> _EXTRACT_:
■ ■ ■ ■

ServerlessBase Blog
  • Optimizing Docker Image Size: Techniques and Tools

    A comprehensive guide to reducing Docker image size with practical techniques and tools for production deployments.

    Optimizing Docker Image Size: Techniques and Tools

    You've just pushed a Docker image to your registry, and it's 2GB. Your CI/CD pipeline takes 15 minutes to build it. Your deployment takes another 5 minutes to pull and extract. You're paying for unnecessary storage and bandwidth. This is a problem that affects every team building containerized applications.

    Docker image size optimization isn't just about saving disk space. Smaller images mean faster builds, faster deployments, lower storage costs, and better security profiles. Every megabyte you shave off translates to real operational improvements.

    Understanding Image Layers

    Docker images are built from layers, each representing a filesystem change. When you run docker build, each instruction in your Dockerfile creates a new layer. These layers are cached, which is why Docker builds are fast. But this caching behavior also means that every instruction adds to the final image size.

    # Example: A simple Dockerfile with multiple layers
    FROM node:18-alpine AS base
    WORKDIR /app
    COPY package*.json ./
    RUN npm ci --only=production
    COPY . .
    RUN npm run build

    The problem with this Dockerfile is that every COPY and RUN instruction creates a new layer. If you change a single file in your source code, Docker rebuilds all subsequent layers. This is efficient for development but can lead to unnecessarily large production images.

    Base Image Selection

    The single biggest factor in image size is your base image. A node:18 image weighs in at around 900MB, while node:18-alpine is only about 120MB. That's a 7x reduction with almost identical runtime behavior.

    # Large base image
    FROM node:18
    # Result: ~900MB image
     
    # Small base image
    FROM node:18-alpine
    # Result: ~120MB image

    Alpine Linux uses musl libc instead of glibc, which reduces size but can cause compatibility issues with some Node.js packages. If you encounter build failures with Alpine, try node:18-bullseye-slim instead.

    Multi-Stage Builds

    Multi-stage builds let you use different build stages for compilation and runtime, discarding build artifacts from the final image. This is one of the most effective techniques for reducing image size.

    # Stage 1: Build
    FROM node:18 AS builder
    WORKDIR /app
    COPY package*.json ./
    RUN npm ci
    COPY . .
    RUN npm run build
     
    # Stage 2: Production
    FROM node:18-alpine
    WORKDIR /app
    COPY --from=builder /app/dist ./dist
    COPY --from=builder /app/node_modules ./node_modules
    COPY --from=builder /app/package*.json ./
    CMD ["node", "dist/index.js"]

    The first stage builds your application, installing all dependencies including devDependencies. The second stage copies only what's needed for production: the compiled output, production dependencies, and package.json. The build stage is discarded, keeping the final image small.

■ ■ ■ ■

Items drawn from a data source
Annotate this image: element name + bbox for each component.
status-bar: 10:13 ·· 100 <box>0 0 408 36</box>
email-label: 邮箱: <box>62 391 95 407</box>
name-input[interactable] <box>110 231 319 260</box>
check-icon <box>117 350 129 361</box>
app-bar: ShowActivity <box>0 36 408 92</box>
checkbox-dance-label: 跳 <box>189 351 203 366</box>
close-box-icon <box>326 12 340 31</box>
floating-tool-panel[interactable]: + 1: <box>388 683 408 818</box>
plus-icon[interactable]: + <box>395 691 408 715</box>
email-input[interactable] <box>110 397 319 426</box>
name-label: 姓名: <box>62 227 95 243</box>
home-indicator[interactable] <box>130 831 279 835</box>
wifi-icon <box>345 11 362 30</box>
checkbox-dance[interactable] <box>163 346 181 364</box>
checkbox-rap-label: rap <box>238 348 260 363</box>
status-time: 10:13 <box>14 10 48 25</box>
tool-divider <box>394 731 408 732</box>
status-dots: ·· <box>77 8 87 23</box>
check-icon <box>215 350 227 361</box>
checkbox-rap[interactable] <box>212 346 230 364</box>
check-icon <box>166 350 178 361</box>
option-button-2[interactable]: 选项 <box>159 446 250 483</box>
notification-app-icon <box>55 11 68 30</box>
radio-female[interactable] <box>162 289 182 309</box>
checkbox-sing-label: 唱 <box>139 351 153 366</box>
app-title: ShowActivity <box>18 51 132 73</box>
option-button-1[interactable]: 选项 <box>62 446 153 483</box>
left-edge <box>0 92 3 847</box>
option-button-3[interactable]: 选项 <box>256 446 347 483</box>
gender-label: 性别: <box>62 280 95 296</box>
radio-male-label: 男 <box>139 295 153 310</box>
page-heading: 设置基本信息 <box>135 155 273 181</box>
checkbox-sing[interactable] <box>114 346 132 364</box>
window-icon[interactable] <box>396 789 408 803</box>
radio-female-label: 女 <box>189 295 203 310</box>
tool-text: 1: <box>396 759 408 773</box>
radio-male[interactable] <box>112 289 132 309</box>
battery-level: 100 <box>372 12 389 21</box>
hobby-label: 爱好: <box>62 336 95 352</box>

■ ■ ■ ■

> _WRITTEN PROBLEM A_: In the Docker image size guide, which C library does Alpine Linux use instead of glibc?
> _WRITTEN PROBLEM B_: List every benefit of smaller images that the Docker image size guide names in the sentence beginning "Smaller images mean".
> _WRITTEN PROBLEM C_: Carry the Docker image size guide forward from its last paragraph.

> _TASK ANSWER A_: musl libc

> _TASK ANSWER B_:
- Faster builds
- Faster deployments
- Lower storage costs
- Better security profiles

> _TASK ANSWER C_:
    Removing Unnecessary Files

    You can explicitly remove files from your image using RUN rm -rf or .dockerignore to prevent them from being copied in the first place.

    # .dockerignore
    node_modules
    npm-debug.log
    .git
    .gitignore
    README.md
    *.md
    .env
    .env.*

    Common files to exclude:

    • Development dependencies
    • Documentation files
    • Git metadata
    • Test files
    • Environment files
    • Build artifacts (unless needed in final image)

    Using Build Arguments for Dependencies

    Instead of copying package.json and running npm install in every stage, use build arguments to pass dependency information.

    ARG NODE_ENV=production
    RUN if [ "$NODE_ENV" = "production" ]; then \
          npm ci --only=production; \
        else \
          npm install; \
        fi

    This ensures you only install production dependencies in your final image, reducing both size and attack surface.

    Leveraging BuildKit

    Docker BuildKit provides advanced caching and optimization features. Enable it in your Dockerfile with # syntax=docker/dockerfile:1.2 or set the environment variable.

    export DOCKER_BUILDKIT=1
    docker build -t myapp .

    BuildKit automatically optimizes layer caching and can detect when layers can be merged or skipped.

    Image Scanning and Analysis

    Before deploying, scan your images for vulnerabilities and analyze their size.

    # Scan for vulnerabilities
    trivy image myapp:latest
     
    # Analyze image size
    docker history myapp:latest
    docker images myapp:latest

    Tools like Trivy, Clair, and Snyk can identify security issues and help you understand what's taking up space in your images.

    Comparison of Optimization Techniques

    TechniqueSize ReductionComplexityBest For
    Alpine base images70-80%LowMost Node.js/Python apps
    Multi-stage builds50-70%MediumCompiled languages
    .dockerignore10-30%LowAll projects
    Build arguments5-15%LowProduction builds
    BuildKit5-10%LowAll projects

    Practical Walkthrough: Optimizing a Node.js Application

    Let's optimize a real-world Node.js application step by step.

    Step 1: Analyze Current Image Size

    # Build the current image
    docker build -t myapp:original .
     
    # Check the size
    docker images myapp:original
    # Output: myapp  original  1.2GB  2 hours ago

    Step 2: Switch to Alpine Base

    # Optimized Dockerfile
    FROM node:18-alpine AS base
    WORKDIR /app
     
    # Copy package files first for better caching
    COPY package*.json ./
    RUN npm ci --only=production
     
    # Copy source code
    COPY . .
     
    # Build the application
    RUN npm run build
    # Rebuild and check size
    docker build -t myapp:optimized .
    docker images myapp:optimized
    # Output: myapp  optimized  350MB  1 hour ago

    You've reduced the image from 1.2GB to 350MB—a 71% reduction.

    Step 3: Implement Multi-Stage Build

    # Build stage
    FROM node:18 AS builder
    WORKDIR /app
    COPY package*.json ./
    RUN npm ci
    COPY . .
    RUN npm run build
     
    # Production stage
    FROM node:18-alpine
    WORKDIR /app
    COPY --from=builder /app/dist ./dist
    COPY --from=builder /app/node_modules ./node_modules
    COPY --from=builder /app/package*.json ./
    CMD ["node", "dist/index.js"]
    # Rebuild and check size
    docker build -t myapp:multistage .
    docker images myapp:multistage
    # Output: myapp  multistage  180MB  30 minutes ago

    Now you're down to 180MB, a 85% reduction from the original.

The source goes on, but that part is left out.